Given task
Check every line below for the word "активности" and show those that hold it.

Data records
......

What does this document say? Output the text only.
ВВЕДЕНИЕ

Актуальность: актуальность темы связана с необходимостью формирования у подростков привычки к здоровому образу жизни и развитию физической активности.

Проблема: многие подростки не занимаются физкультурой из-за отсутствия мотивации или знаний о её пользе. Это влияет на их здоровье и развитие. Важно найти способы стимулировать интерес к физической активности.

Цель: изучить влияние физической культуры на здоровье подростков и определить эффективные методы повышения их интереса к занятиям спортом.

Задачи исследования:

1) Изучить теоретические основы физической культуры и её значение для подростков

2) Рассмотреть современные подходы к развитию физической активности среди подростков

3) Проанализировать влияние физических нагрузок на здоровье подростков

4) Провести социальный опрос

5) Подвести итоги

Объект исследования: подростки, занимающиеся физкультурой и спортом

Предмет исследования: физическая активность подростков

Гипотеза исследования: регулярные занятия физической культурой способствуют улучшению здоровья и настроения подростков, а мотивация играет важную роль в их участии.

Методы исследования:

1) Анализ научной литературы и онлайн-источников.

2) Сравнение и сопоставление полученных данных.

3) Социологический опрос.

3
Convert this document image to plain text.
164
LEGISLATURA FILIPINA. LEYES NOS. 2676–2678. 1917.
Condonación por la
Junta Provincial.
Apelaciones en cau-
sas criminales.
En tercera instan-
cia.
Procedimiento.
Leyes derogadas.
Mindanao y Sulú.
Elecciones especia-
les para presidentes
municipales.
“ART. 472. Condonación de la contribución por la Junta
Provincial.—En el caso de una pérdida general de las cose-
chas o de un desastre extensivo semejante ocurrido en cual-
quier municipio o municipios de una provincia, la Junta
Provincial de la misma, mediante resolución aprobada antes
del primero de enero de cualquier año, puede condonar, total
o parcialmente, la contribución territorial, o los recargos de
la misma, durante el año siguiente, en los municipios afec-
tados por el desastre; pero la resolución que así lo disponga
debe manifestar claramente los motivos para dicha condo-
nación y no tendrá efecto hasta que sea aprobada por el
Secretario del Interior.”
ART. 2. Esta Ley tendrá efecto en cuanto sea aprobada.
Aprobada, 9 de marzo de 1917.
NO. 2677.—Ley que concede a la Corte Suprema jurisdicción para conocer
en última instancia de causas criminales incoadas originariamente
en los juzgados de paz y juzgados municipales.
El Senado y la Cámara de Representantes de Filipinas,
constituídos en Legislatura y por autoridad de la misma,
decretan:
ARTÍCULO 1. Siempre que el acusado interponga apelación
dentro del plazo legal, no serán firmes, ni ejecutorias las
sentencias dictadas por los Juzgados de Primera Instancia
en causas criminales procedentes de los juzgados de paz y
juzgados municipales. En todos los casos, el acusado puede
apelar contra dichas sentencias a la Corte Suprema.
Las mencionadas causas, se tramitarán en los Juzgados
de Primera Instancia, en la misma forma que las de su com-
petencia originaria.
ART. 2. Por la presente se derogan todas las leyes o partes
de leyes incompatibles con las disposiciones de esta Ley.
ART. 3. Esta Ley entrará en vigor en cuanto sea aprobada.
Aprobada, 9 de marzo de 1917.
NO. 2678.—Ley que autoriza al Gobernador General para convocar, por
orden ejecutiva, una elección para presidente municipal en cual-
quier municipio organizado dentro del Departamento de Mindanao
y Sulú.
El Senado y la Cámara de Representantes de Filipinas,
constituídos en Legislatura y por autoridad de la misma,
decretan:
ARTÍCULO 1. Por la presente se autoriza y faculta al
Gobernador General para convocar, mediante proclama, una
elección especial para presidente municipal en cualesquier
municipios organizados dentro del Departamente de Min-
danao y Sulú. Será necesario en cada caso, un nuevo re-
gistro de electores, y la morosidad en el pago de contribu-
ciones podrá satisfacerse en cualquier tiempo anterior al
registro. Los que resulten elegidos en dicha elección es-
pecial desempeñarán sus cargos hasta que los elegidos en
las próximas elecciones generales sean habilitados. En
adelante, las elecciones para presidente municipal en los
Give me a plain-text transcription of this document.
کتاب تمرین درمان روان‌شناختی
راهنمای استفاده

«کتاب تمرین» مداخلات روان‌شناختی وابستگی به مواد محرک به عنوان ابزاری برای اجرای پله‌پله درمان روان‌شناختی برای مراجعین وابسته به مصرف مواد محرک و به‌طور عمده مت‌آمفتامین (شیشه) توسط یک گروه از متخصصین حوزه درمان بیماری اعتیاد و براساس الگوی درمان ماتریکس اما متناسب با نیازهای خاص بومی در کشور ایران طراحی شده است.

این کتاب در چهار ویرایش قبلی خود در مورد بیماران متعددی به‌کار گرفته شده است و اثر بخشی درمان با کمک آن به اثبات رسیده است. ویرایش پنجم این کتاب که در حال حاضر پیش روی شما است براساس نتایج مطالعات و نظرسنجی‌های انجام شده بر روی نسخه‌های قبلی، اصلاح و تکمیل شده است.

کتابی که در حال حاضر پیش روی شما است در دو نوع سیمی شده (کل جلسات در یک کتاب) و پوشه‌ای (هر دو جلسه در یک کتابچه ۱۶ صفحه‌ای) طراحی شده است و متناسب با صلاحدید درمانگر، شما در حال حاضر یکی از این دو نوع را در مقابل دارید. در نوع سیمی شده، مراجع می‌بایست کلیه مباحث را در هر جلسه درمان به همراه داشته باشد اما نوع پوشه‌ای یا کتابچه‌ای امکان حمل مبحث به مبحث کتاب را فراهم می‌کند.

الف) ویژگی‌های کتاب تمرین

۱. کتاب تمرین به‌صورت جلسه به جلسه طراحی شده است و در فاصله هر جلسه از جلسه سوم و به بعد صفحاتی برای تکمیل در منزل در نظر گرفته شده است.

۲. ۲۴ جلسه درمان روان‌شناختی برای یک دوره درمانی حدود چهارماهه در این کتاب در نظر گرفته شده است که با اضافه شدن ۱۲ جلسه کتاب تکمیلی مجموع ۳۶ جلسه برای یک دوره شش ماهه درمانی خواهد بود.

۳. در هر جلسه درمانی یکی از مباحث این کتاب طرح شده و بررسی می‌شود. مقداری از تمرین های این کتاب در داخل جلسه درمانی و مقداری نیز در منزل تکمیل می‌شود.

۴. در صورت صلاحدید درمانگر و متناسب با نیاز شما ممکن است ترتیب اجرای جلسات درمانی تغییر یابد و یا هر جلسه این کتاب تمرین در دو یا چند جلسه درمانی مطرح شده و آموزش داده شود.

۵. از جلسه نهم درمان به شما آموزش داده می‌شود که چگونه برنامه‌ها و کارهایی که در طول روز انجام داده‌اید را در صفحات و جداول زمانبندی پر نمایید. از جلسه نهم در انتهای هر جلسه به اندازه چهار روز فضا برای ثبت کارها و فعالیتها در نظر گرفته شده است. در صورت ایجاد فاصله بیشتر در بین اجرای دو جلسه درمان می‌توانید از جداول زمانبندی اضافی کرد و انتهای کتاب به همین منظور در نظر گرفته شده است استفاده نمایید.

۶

......

Expected output
Актуальность: актуальность темы связана с необходимостью формирования у подростков привычки к здоровому образу жизни и развитию физической активности.
Проблема: многие подростки не занимаются физкультурой из-за отсутствия мотивации или знаний о её пользе. Это влияет на их здоровье и развитие. Важно найти способы стимулировать интерес к физической активности.
2) Рассмотреть современные подходы к развитию физической активности среди подростков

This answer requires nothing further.